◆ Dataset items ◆

____________

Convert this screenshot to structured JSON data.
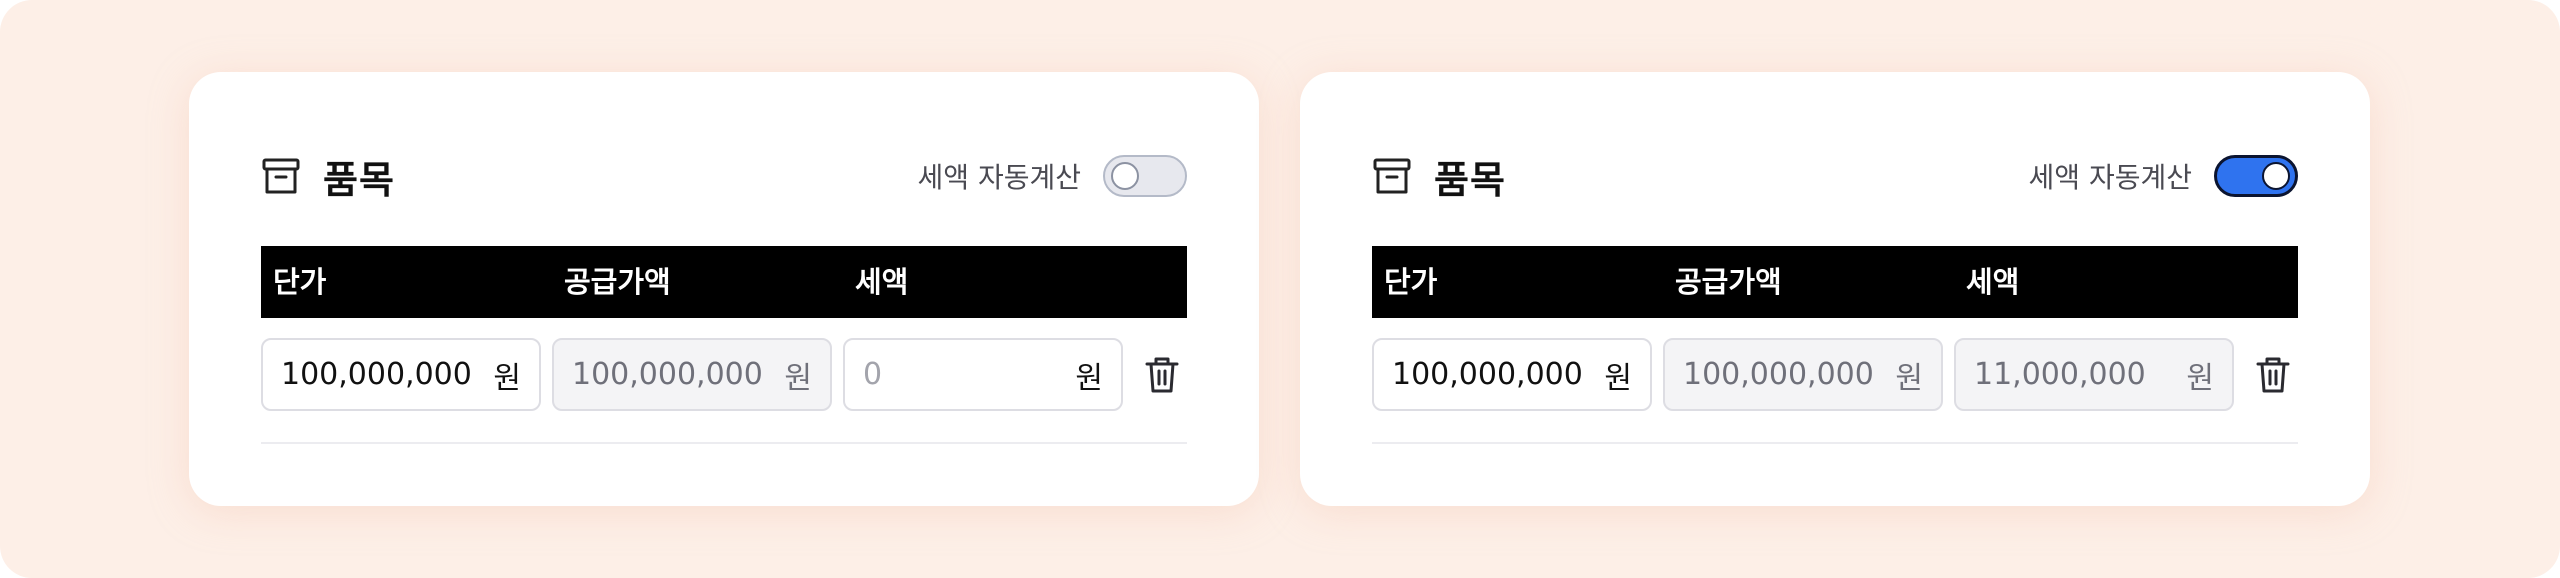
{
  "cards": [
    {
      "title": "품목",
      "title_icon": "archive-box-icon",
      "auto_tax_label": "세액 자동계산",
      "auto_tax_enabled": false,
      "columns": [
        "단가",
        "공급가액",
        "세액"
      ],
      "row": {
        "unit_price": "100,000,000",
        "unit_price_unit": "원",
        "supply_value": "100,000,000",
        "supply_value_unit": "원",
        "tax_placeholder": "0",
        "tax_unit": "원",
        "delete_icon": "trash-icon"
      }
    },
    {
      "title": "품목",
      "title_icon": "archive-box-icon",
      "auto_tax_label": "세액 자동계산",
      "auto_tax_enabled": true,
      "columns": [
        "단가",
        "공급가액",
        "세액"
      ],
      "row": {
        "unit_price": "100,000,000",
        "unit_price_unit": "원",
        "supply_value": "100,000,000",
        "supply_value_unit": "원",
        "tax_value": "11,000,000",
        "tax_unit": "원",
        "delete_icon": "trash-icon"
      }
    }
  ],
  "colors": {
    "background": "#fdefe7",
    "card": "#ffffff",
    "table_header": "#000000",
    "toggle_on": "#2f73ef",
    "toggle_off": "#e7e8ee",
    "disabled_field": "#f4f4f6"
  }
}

____________

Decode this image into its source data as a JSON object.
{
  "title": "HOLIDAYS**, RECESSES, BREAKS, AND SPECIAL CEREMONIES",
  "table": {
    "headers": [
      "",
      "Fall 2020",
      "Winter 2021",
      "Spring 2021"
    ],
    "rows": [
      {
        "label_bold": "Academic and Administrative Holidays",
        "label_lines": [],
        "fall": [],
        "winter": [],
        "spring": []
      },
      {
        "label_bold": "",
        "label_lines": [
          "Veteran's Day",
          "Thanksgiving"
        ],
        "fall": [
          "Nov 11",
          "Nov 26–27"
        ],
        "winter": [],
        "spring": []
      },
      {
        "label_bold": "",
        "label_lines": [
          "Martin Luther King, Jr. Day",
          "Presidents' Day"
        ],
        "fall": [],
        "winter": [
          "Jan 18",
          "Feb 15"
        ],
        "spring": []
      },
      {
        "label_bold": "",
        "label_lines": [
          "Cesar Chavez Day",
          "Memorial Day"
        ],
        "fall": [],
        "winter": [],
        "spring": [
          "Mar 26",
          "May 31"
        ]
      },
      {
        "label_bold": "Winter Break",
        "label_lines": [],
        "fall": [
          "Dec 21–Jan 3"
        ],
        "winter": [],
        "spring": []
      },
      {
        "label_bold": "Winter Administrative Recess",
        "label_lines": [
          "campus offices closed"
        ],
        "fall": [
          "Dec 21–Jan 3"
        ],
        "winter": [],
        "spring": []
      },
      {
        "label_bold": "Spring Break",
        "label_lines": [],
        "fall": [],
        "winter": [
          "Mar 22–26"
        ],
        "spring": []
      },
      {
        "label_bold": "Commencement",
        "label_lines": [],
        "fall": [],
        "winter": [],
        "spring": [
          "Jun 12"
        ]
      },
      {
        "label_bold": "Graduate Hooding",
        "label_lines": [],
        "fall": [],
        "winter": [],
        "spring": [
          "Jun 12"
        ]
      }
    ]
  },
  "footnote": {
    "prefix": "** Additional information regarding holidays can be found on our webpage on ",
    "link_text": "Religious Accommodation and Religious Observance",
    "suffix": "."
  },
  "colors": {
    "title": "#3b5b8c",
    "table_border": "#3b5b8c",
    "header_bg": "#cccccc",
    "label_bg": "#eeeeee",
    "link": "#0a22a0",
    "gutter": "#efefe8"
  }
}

____________

◆ WHAT YOU NEED TO DO ◆
Among the records above, find each line holding the string "this" and pull it out.

◆ TASK ANSWER ◆
Convert this screenshot to structured JSON data.
Decode this image into its source data as a JSON object.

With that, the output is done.